> [Exercise] Below is a set of records; restate each one word for word.

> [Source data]
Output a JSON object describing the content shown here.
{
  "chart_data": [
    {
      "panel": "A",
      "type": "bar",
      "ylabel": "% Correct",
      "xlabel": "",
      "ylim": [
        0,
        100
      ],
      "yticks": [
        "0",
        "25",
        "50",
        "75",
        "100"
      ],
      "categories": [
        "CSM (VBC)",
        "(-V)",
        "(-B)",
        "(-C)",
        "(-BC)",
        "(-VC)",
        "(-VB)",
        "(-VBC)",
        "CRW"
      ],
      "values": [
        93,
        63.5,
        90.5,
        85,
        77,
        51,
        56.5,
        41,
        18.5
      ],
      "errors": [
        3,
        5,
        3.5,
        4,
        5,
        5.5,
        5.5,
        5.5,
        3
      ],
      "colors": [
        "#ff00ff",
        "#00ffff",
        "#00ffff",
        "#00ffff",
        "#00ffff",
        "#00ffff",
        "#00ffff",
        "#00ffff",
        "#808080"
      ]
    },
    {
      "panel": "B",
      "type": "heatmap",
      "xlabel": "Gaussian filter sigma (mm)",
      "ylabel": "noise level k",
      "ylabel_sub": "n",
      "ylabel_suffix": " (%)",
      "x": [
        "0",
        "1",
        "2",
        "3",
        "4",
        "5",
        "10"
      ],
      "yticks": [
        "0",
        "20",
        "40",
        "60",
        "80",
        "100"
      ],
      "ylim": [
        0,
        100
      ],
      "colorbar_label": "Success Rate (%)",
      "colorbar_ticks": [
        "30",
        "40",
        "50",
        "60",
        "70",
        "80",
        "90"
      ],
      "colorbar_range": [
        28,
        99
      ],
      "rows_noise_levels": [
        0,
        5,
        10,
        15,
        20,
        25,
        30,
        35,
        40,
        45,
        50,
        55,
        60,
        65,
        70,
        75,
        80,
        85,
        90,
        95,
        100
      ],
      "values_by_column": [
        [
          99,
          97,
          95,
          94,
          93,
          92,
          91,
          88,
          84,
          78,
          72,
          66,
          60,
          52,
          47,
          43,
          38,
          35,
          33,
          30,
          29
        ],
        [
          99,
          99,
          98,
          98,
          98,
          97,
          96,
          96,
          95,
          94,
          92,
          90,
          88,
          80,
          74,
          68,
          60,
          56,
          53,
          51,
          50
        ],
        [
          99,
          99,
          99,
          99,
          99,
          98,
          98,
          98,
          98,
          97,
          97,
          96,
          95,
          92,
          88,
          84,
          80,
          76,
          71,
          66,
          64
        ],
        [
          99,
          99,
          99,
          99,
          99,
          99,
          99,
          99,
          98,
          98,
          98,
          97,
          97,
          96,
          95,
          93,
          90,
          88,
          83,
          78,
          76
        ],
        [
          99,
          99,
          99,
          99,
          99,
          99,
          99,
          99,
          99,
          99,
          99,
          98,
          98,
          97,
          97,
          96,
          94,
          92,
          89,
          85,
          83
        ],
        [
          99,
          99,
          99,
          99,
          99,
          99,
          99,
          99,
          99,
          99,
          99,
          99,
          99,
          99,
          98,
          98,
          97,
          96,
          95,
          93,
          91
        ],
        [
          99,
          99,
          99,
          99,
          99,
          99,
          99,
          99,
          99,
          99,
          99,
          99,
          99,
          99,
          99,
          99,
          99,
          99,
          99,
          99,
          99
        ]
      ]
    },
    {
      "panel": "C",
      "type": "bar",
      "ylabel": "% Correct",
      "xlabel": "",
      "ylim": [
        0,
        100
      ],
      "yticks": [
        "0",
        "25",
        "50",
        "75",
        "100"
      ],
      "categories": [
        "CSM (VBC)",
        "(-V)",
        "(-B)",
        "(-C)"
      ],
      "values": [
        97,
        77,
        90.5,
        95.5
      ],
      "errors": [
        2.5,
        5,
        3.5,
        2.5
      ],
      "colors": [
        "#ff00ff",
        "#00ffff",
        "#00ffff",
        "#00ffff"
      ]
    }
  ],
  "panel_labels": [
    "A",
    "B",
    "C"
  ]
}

> [Exercise solution]
Output a JSON object describing the content shown here.
{
  "chart_data": [
    {
      "panel": "A",
      "type": "bar",
      "ylabel": "% Correct",
      "xlabel": "",
      "ylim": [
        0,
        100
      ],
      "yticks": [
        "0",
        "25",
        "50",
        "75",
        "100"
      ],
      "categories": [
        "CSM (VBC)",
        "(-V)",
        "(-B)",
        "(-C)",
        "(-BC)",
        "(-VC)",
        "(-VB)",
        "(-VBC)",
        "CRW"
      ],
      "values": [
        93,
        63.5,
        90.5,
        85,
        77,
        51,
        56.5,
        41,
        18.5
      ],
      "errors": [
        3,
        5,
        3.5,
        4,
        5,
        5.5,
        5.5,
        5.5,
        3
      ],
      "colors": [
        "#ff00ff",
        "#00ffff",
        "#00ffff",
        "#00ffff",
        "#00ffff",
        "#00ffff",
        "#00ffff",
        "#00ffff",
        "#808080"
      ]
    },
    {
      "panel": "B",
      "type": "heatmap",
      "xlabel": "Gaussian filter sigma (mm)",
      "ylabel": "noise level k",
      "ylabel_sub": "n",
      "ylabel_suffix": " (%)",
      "x": [
        "0",
        "1",
        "2",
        "3",
        "4",
        "5",
        "10"
      ],
      "yticks": [
        "0",
        "20",
        "40",
        "60",
        "80",
        "100"
      ],
      "ylim": [
        0,
        100
      ],
      "colorbar_label": "Success Rate (%)",
      "colorbar_ticks": [
        "30",
        "40",
        "50",
        "60",
        "70",
        "80",
        "90"
      ],
      "colorbar_range": [
        28,
        99
      ],
      "rows_noise_levels": [
        0,
        5,
        10,
        15,
        20,
        25,
        30,
        35,
        40,
        45,
        50,
        55,
        60,
        65,
        70,
        75,
        80,
        85,
        90,
        95,
        100
      ],
      "values_by_column": [
        [
          99,
          97,
          95,
          94,
          93,
          92,
          91,
          88,
          84,
          78,
          72,
          66,
          60,
          52,
          47,
          43,
          38,
          35,
          33,
          30,
          29
        ],
        [
          99,
          99,
          98,
          98,
          98,
          97,
          96,
          96,
          95,
          94,
          92,
          90,
          88,
          80,
          74,
          68,
          60,
          56,
          53,
          51,
          50
        ],
        [
          99,
          99,
          99,
          99,
          99,
          98,
          98,
          98,
          98,
          97,
          97,
          96,
          95,
          92,
          88,
          84,
          80,
          76,
          71,
          66,
          64
        ],
        [
          99,
          99,
          99,
          99,
          99,
          99,
          99,
          99,
          98,
          98,
          98,
          97,
          97,
          96,
          95,
          93,
          90,
          88,
          83,
          78,
          76
        ],
        [
          99,
          99,
          99,
          99,
          99,
          99,
          99,
          99,
          99,
          99,
          99,
          98,
          98,
          97,
          97,
          96,
          94,
          92,
          89,
          85,
          83
        ],
        [
          99,
          99,
          99,
          99,
          99,
          99,
          99,
          99,
          99,
          99,
          99,
          99,
          99,
          99,
          98,
          98,
          97,
          96,
          95,
          93,
          91
        ],
        [
          99,
          99,
          99,
          99,
          99,
          99,
          99,
          99,
          99,
          99,
          99,
          99,
          99,
          99,
          99,
          99,
          99,
          99,
          99,
          99,
          99
        ]
      ]
    },
    {
      "panel": "C",
      "type": "bar",
      "ylabel": "% Correct",
      "xlabel": "",
      "ylim": [
        0,
        100
      ],
      "yticks": [
        "0",
        "25",
        "50",
        "75",
        "100"
      ],
      "categories": [
        "CSM (VBC)",
        "(-V)",
        "(-B)",
        "(-C)"
      ],
      "values": [
        97,
        77,
        90.5,
        95.5
      ],
      "errors": [
        2.5,
        5,
        3.5,
        2.5
      ],
      "colors": [
        "#ff00ff",
        "#00ffff",
        "#00ffff",
        "#00ffff"
      ]
    }
  ],
  "panel_labels": [
    "A",
    "B",
    "C"
  ]
}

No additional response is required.